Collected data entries
····················

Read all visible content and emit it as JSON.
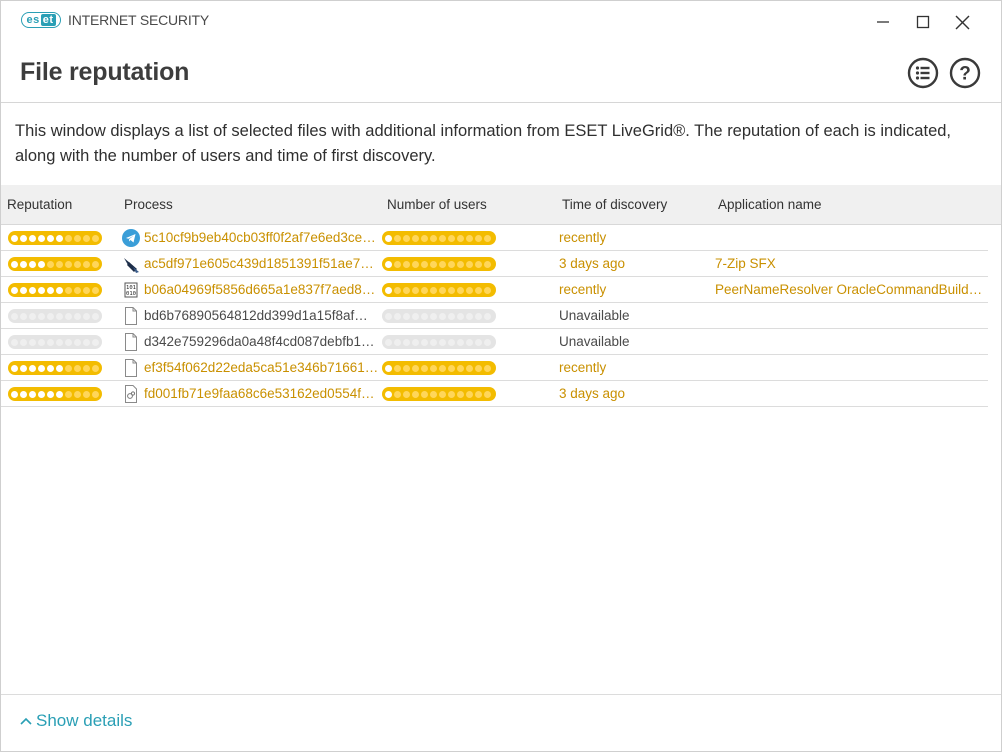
{
  "window": {
    "brand_logo": "eset",
    "product_name": "INTERNET SECURITY",
    "minimize_icon": "minimize-icon",
    "maximize_icon": "maximize-icon",
    "close_icon": "close-icon"
  },
  "header": {
    "title": "File reputation",
    "list_icon": "list-view-icon",
    "help_icon": "help-icon"
  },
  "description": "This window displays a list of selected files with additional information from ESET LiveGrid®. The reputation of each is indicated, along with the number of users and time of first discovery.",
  "table": {
    "columns": [
      "Reputation",
      "Process",
      "Number of users",
      "Time of discovery",
      "Application name"
    ],
    "rows": [
      {
        "reputation": 6,
        "icon": "telegram-icon",
        "process": "5c10cf9b9eb40cb03ff0f2af7e6ed3ce…",
        "users": 1,
        "time": "recently",
        "app": "",
        "status": "warn"
      },
      {
        "reputation": 4,
        "icon": "installer-icon",
        "process": "ac5df971e605c439d1851391f51ae7…",
        "users": 1,
        "time": "3 days ago",
        "app": "7-Zip SFX",
        "status": "warn"
      },
      {
        "reputation": 6,
        "icon": "binary-icon",
        "process": "b06a04969f5856d665a1e837f7aed8…",
        "users": 1,
        "time": "recently",
        "app": "PeerNameResolver OracleCommandBuilder…",
        "status": "warn"
      },
      {
        "reputation": 0,
        "icon": "file-icon",
        "process": "bd6b76890564812dd399d1a15f8af…",
        "users": 0,
        "time": "Unavailable",
        "app": "",
        "status": "norm"
      },
      {
        "reputation": 0,
        "icon": "file-icon",
        "process": "d342e759296da0a48f4cd087debfb1…",
        "users": 0,
        "time": "Unavailable",
        "app": "",
        "status": "norm"
      },
      {
        "reputation": 6,
        "icon": "file-icon",
        "process": "ef3f54f062d22eda5ca51e346b71661…",
        "users": 1,
        "time": "recently",
        "app": "",
        "status": "warn"
      },
      {
        "reputation": 6,
        "icon": "dll-file-icon",
        "process": "fd001fb71e9faa68c6e53162ed0554f…",
        "users": 1,
        "time": "3 days ago",
        "app": "",
        "status": "warn"
      }
    ]
  },
  "footer": {
    "show_details_label": "Show details",
    "chevron_icon": "chevron-up-icon"
  },
  "colors": {
    "accent": "#2a9fb5",
    "warning_bar": "#f3bc00",
    "warning_text": "#c99000",
    "inactive_bar": "#e4e4e4"
  }
}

····················

PROBLEM STATEMENT: Count the lines above in which the word "discovery" appears, then state only that count.

RESPONSE TO THIS TASK: 2